Question

面试题 04.05. 合法二叉搜索树

English Version

题目描述

实现一个函数，检查一棵二叉树是否为二叉搜索树。

示例 1:

输入:
  2
   / \
  1   3
输出: true

示例 2:

输入:
  5
   / \
  1   4
   / \
    3   6
输出: false
解释: 输入为: [5,1,4,null,null,3,6]。
   根节点的值为 5 ，但是其右子节点值为 4 。

解法

方法一

# Definition for a binary tree node.
# class TreeNode:
#   def __init__(self, x):
#     self.val = x
#     self.left = None
#     self.right = None


class Solution:
  res, t = True, None

  def isValidBST(self, root: TreeNode) -> bool:
    self.isValid(root)
    return self.res

  def isValid(self, root):
    if not root:
      return
    self.isValid(root.left)
    if self.t is None or self.t < root.val:
      self.t = root.val
    else:
      self.res = False
      return
    self.isValid(root.right)

/**
 * Definition for a binary tree node.

________________

待解问题
**A.** 根据关于合法二叉搜索树的给定文本，回答下列问题：
(i) 示例 2 的输出是什么？
(ii) 示例 2 的解释中，根节点的值和其右子节点的值分别是多少？
(iii) 方法一的代码里，类属性 res 和 t 的初始值分别是什么？
**B.** 请把关于合法二叉搜索树的给定文本中以“def isValidBST(self, root: TreeNode)”开头、一直到“self.isValid(root.right)”为止的部分原样重新输入。

数据部分

________________

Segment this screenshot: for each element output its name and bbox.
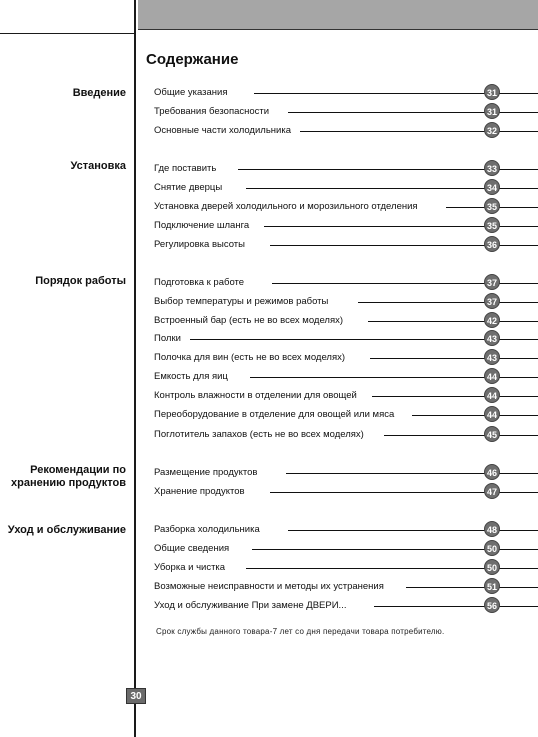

________________

参考解答
**A.**
(i) 示例 2 的输出是 false。
(ii) 根节点的值是 5，其右子节点的值是 4。
(iii) res 的初始值是 True，t 的初始值是 None。

**B.**
def isValidBST(self, root: TreeNode) -> bool:
    self.isValid(root)
    return self.res

  def isValid(self, root):
    if not root:
      return
    self.isValid(root.left)
    if self.t is None or self.t < root.val:
      self.t = root.val
    else:
      self.res = False
      return
    self.isValid(root.right)